Give the number of lines in the listing that hold the word "JSON". Write nothing but that number.

> INFORMATION PROVIDED
[start]
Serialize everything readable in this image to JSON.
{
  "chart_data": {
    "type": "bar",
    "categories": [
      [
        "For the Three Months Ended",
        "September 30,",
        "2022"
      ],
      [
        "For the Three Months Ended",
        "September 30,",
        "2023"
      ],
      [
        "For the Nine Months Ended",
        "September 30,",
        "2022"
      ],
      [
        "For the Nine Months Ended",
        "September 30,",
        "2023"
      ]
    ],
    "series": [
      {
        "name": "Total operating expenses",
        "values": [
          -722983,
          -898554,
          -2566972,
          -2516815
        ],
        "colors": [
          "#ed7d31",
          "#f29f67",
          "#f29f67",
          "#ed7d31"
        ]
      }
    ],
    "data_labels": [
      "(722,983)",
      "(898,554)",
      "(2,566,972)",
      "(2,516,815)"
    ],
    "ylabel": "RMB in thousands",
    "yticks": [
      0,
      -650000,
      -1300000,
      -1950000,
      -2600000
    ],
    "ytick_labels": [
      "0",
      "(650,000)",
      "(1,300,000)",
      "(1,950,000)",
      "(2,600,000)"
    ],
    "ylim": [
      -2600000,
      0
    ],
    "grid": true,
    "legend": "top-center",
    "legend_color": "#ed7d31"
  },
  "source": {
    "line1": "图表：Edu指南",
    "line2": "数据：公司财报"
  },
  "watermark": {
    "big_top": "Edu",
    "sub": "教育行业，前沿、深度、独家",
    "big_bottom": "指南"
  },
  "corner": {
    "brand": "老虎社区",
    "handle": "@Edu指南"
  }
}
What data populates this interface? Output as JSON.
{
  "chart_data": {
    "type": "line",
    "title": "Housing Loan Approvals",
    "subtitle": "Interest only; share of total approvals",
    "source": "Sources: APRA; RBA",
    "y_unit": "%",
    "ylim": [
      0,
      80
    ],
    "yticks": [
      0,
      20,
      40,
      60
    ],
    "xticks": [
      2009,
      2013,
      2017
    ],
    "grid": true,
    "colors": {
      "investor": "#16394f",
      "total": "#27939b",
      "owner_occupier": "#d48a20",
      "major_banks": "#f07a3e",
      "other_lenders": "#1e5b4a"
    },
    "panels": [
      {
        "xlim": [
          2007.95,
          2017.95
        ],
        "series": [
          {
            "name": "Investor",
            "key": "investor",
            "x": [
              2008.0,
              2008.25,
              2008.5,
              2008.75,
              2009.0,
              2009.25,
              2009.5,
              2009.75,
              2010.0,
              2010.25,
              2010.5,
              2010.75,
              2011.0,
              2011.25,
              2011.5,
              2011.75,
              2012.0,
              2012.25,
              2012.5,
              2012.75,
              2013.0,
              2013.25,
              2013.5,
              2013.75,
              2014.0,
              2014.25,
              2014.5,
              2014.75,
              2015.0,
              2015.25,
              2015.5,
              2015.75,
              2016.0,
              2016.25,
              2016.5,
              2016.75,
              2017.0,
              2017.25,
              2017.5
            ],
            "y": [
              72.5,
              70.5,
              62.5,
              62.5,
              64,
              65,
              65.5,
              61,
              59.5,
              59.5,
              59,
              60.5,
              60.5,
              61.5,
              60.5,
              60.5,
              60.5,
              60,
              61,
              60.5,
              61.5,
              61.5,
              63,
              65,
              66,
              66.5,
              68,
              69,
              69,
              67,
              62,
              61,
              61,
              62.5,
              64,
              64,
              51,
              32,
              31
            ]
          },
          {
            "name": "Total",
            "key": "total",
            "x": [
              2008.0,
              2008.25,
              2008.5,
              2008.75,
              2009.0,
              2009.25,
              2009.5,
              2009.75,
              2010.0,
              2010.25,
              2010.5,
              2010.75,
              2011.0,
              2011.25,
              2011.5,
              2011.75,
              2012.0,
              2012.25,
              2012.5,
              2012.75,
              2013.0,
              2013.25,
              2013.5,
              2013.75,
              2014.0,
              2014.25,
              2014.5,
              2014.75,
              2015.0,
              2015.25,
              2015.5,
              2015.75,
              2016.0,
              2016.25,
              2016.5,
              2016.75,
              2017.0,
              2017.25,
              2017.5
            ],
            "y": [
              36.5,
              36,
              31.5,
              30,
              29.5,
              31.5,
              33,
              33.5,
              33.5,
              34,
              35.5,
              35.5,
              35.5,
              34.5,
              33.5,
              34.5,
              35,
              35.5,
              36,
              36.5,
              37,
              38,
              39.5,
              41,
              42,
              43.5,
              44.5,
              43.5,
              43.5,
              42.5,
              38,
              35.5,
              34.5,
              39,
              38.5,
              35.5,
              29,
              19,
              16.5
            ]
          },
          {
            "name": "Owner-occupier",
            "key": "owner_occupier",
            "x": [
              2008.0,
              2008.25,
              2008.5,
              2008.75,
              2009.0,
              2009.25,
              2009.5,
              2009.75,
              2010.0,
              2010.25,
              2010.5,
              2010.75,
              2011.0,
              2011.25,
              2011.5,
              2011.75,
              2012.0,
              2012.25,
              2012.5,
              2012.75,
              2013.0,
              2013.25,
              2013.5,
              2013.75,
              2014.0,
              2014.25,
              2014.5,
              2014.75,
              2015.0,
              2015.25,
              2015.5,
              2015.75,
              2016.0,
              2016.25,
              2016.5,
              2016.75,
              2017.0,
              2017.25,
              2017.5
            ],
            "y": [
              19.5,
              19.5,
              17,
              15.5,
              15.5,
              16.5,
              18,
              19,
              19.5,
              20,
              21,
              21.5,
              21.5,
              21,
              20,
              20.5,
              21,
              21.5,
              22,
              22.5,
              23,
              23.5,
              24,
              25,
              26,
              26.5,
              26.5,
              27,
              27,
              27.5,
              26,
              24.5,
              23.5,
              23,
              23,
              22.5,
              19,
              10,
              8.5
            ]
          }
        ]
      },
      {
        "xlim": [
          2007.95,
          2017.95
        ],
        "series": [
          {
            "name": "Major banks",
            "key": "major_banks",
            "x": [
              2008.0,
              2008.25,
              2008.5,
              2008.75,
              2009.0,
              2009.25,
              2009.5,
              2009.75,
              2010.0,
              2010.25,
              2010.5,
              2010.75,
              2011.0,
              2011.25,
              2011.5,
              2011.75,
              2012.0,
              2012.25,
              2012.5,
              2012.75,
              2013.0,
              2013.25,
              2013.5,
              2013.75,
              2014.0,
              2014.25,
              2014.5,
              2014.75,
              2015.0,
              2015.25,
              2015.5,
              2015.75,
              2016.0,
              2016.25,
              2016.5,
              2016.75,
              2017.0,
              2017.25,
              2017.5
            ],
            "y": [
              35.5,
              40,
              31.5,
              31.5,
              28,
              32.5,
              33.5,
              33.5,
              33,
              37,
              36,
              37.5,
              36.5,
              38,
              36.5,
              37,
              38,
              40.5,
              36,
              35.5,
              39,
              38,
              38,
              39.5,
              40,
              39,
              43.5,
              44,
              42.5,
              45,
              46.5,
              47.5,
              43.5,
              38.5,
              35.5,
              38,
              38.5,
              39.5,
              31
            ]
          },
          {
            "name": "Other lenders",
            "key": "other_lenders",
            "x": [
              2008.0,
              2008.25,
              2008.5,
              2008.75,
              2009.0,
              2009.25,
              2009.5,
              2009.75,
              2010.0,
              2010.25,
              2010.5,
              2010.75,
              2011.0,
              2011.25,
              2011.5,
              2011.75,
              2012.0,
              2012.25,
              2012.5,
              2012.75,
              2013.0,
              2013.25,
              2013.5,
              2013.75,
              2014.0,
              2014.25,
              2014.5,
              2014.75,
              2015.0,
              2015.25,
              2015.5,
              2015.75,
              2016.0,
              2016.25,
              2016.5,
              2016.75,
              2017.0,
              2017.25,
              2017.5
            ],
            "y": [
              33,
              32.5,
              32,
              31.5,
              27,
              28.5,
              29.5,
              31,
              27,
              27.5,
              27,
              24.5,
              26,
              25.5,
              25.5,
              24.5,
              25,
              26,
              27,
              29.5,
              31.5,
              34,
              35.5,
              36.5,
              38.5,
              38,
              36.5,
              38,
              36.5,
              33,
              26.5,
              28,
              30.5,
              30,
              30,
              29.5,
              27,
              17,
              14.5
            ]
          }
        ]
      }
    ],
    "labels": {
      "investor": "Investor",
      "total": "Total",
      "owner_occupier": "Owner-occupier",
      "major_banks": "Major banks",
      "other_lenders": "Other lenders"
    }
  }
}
[end]
> REPLY
2